*Work to complete*
Which lines in the records below contain the word "全国乙卷"? Copy each one out.

[Recorded data]
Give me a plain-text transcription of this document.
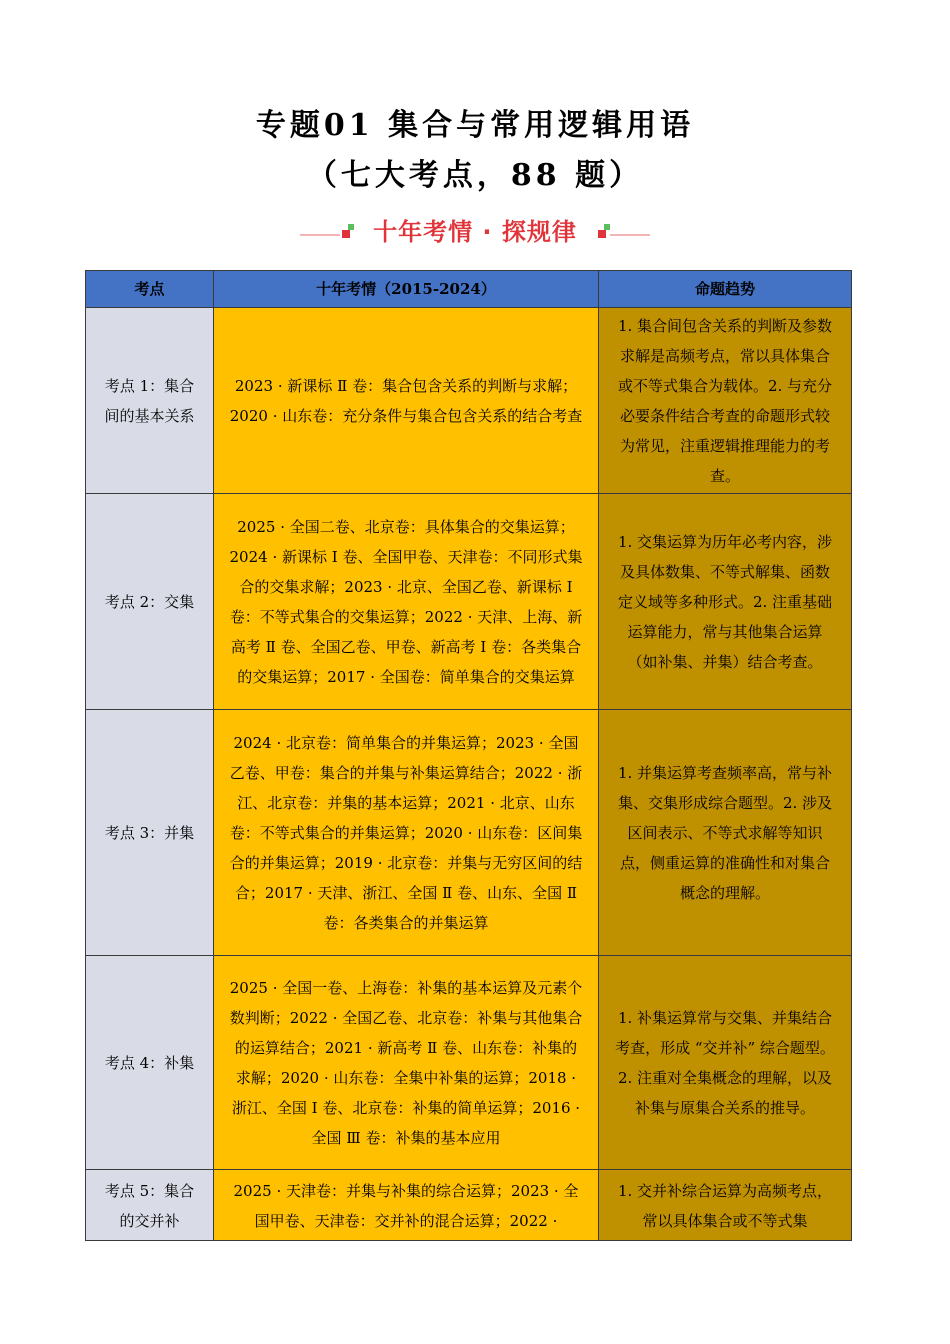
专题01 集合与常用逻辑用语
（七大考点，88 题）
十年考情 · 探规律
考点	十年考情（2015-2024）	命题趋势
考点 1：集合间的基本关系	2023 · 新课标 Ⅱ 卷：集合包含关系的判断与求解；2020 · 山东卷：充分条件与集合包含关系的结合考查	1. 集合间包含关系的判断及参数求解是高频考点，常以具体集合或不等式集合为载体。2. 与充分必要条件结合考查的命题形式较为常见，注重逻辑推理能力的考查。
考点 2：交集	2025 · 全国二卷、北京卷：具体集合的交集运算；2024 · 新课标 Ⅰ 卷、全国甲卷、天津卷：不同形式集合的交集求解；2023 · 北京、全国乙卷、新课标 Ⅰ 卷：不等式集合的交集运算；2022 · 天津、上海、新高考 Ⅱ 卷、全国乙卷、甲卷、新高考 Ⅰ 卷：各类集合的交集运算；2017 · 全国卷：简单集合的交集运算	1. 交集运算为历年必考内容，涉及具体数集、不等式解集、函数定义域等多种形式。2. 注重基础运算能力，常与其他集合运算（如补集、并集）结合考查。
考点 3：并集	2024 · 北京卷：简单集合的并集运算；2023 · 全国乙卷、甲卷：集合的并集与补集运算结合；2022 · 浙江、北京卷：并集的基本运算；2021 · 北京、山东卷：不等式集合的并集运算；2020 · 山东卷：区间集合的并集运算；2019 · 北京卷：并集与无穷区间的结合；2017 · 天津、浙江、全国 Ⅱ 卷、山东、全国 Ⅱ 卷：各类集合的并集运算	1. 并集运算考查频率高，常与补集、交集形成综合题型。2. 涉及区间表示、不等式求解等知识点，侧重运算的准确性和对集合概念的理解。
考点 4：补集	2025 · 全国一卷、上海卷：补集的基本运算及元素个数判断；2022 · 全国乙卷、北京卷：补集与其他集合的运算结合；2021 · 新高考 Ⅱ 卷、山东卷：补集的求解；2020 · 山东卷：全集中补集的运算；2018 · 浙江、全国 Ⅰ 卷、北京卷：补集的简单运算；2016 · 全国 Ⅲ 卷：补集的基本应用	1. 补集运算常与交集、并集结合考查，形成 “交并补” 综合题型。2. 注重对全集概念的理解，以及补集与原集合关系的推导。

考点 5：集合的交并补	2025 · 天津卷：并集与补集的综合运算；2023 · 全国甲卷、天津卷：交并补的混合运算；2022 ·	1. 交并补综合运算为高频考点，常以具体集合或不等式集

*Exercise result*
考点 2：交集	2025 · 全国二卷、北京卷：具体集合的交集运算；2024 · 新课标 Ⅰ 卷、全国甲卷、天津卷：不同形式集合的交集求解；2023 · 北京、全国乙卷、新课标 Ⅰ 卷：不等式集合的交集运算；2022 · 天津、上海、新高考 Ⅱ 卷、全国乙卷、甲卷、新高考 Ⅰ 卷：各类集合的交集运算；2017 · 全国卷：简单集合的交集运算	1. 交集运算为历年必考内容，涉及具体数集、不等式解集、函数定义域等多种形式。2. 注重基础运算能力，常与其他集合运算（如补集、并集）结合考查。
考点 3：并集	2024 · 北京卷：简单集合的并集运算；2023 · 全国乙卷、甲卷：集合的并集与补集运算结合；2022 · 浙江、北京卷：并集的基本运算；2021 · 北京、山东卷：不等式集合的并集运算；2020 · 山东卷：区间集合的并集运算；2019 · 北京卷：并集与无穷区间的结合；2017 · 天津、浙江、全国 Ⅱ 卷、山东、全国 Ⅱ 卷：各类集合的并集运算	1. 并集运算考查频率高，常与补集、交集形成综合题型。2. 涉及区间表示、不等式求解等知识点，侧重运算的准确性和对集合概念的理解。
考点 4：补集	2025 · 全国一卷、上海卷：补集的基本运算及元素个数判断；2022 · 全国乙卷、北京卷：补集与其他集合的运算结合；2021 · 新高考 Ⅱ 卷、山东卷：补集的求解；2020 · 山东卷：全集中补集的运算；2018 · 浙江、全国 Ⅰ 卷、北京卷：补集的简单运算；2016 · 全国 Ⅲ 卷：补集的基本应用	1. 补集运算常与交集、并集结合考查，形成 “交并补” 综合题型。2. 注重对全集概念的理解，以及补集与原集合关系的推导。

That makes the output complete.